* **WHAT THE EXERCISE ASKS**
Read the lines that follow and pick out every one containing the word "ylabel".

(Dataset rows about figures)

>> begin

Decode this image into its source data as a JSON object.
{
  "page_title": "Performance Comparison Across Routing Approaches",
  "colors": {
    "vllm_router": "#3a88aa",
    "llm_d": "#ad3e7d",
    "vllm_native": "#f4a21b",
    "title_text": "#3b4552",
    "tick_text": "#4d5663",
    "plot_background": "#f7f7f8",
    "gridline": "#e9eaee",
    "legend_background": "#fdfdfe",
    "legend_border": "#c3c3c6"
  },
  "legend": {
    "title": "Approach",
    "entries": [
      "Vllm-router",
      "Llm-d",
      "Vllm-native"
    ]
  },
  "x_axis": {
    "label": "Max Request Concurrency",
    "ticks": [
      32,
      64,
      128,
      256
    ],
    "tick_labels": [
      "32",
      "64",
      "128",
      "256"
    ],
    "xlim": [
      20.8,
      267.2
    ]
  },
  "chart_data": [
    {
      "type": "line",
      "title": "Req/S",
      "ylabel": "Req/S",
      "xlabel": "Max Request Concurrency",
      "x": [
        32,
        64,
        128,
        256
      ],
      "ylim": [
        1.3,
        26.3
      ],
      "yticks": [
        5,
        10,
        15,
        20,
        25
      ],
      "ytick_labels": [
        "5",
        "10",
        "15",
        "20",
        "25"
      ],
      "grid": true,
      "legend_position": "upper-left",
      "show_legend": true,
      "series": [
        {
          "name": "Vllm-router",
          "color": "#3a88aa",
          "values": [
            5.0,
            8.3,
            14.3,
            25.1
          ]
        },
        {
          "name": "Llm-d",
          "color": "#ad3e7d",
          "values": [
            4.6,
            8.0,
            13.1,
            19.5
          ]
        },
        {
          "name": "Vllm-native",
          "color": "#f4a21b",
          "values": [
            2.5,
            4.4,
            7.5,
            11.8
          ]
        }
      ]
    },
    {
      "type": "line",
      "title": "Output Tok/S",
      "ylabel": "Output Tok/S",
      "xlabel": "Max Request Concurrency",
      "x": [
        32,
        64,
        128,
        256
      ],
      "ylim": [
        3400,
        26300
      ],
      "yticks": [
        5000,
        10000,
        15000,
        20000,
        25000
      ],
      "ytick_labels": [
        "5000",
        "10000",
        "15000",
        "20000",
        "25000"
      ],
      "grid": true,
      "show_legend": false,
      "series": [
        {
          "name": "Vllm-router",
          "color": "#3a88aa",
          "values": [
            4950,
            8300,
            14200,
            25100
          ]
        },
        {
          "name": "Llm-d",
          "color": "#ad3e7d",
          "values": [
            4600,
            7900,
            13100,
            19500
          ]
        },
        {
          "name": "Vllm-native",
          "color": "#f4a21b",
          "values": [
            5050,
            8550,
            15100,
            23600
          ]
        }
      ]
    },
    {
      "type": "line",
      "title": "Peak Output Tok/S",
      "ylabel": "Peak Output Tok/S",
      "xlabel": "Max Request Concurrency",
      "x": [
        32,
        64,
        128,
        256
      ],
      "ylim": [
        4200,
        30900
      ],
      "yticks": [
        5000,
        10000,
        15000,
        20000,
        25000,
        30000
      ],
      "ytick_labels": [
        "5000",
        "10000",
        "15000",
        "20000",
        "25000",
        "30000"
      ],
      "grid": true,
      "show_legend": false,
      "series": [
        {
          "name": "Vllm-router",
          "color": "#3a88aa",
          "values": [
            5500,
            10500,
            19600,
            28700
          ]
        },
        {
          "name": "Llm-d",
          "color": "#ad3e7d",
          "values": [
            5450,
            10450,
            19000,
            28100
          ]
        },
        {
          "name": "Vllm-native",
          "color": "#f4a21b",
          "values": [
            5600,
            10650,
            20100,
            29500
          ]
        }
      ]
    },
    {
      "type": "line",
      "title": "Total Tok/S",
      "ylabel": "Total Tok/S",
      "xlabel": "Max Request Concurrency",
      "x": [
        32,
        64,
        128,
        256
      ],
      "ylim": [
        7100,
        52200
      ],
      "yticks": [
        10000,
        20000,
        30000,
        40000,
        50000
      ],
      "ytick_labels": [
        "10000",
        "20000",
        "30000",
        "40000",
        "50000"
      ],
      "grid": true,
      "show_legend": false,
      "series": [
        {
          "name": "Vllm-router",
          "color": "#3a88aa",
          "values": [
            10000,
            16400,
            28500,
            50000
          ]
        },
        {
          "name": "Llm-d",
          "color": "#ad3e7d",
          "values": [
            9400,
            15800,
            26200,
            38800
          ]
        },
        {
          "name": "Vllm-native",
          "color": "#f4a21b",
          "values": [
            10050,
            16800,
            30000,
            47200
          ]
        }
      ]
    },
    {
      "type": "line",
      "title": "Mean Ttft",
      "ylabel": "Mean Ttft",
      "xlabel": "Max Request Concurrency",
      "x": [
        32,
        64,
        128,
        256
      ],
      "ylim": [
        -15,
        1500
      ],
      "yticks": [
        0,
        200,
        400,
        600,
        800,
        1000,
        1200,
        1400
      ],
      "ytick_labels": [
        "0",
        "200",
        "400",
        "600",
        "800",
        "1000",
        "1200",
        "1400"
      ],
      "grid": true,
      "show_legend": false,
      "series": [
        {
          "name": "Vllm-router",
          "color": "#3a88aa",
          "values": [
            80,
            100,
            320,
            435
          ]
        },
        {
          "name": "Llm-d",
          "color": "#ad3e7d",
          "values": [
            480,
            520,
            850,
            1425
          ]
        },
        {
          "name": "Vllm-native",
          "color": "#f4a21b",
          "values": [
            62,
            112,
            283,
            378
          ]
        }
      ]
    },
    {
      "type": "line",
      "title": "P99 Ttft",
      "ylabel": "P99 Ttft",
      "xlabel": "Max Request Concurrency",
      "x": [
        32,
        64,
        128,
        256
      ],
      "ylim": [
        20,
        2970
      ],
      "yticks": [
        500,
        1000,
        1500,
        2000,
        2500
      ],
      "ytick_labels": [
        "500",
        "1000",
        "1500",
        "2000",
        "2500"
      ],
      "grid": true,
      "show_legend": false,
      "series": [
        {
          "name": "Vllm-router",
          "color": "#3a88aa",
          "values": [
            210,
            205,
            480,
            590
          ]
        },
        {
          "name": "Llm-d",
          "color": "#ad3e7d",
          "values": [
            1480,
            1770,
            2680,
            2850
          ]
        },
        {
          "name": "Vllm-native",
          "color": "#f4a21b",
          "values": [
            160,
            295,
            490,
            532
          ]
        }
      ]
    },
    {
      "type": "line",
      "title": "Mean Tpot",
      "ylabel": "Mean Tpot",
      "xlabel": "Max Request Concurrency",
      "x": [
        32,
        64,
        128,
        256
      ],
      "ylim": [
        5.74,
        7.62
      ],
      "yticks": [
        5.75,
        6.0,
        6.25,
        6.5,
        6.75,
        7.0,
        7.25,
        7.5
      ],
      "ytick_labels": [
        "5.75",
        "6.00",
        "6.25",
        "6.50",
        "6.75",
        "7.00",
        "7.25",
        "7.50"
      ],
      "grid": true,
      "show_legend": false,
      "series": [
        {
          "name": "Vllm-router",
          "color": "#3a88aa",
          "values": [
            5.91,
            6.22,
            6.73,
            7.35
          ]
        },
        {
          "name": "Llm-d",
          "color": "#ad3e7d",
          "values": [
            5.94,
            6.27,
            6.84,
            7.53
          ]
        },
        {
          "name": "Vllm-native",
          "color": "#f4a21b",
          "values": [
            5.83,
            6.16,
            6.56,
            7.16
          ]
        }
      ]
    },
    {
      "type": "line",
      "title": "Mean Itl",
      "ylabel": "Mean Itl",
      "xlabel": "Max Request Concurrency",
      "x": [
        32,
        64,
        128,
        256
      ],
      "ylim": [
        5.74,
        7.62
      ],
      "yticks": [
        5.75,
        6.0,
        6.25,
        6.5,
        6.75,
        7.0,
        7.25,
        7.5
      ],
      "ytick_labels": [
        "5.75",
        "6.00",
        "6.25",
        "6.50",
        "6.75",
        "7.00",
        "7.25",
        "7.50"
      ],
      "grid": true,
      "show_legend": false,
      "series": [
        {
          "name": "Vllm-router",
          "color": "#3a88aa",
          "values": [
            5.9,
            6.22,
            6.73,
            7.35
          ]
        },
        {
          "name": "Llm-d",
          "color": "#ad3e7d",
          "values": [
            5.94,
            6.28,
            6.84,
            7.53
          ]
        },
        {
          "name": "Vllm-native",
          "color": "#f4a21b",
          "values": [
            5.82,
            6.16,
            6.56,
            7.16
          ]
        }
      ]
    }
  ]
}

>> end

* **EXERCISE RESULT**
      "ylabel": "Req/S",
      "ylabel": "Output Tok/S",
      "ylabel": "Peak Output Tok/S",
      "ylabel": "Total Tok/S",
      "ylabel": "Mean Ttft",
      "ylabel": "P99 Ttft",
      "ylabel": "Mean Tpot",
      "ylabel": "Mean Itl",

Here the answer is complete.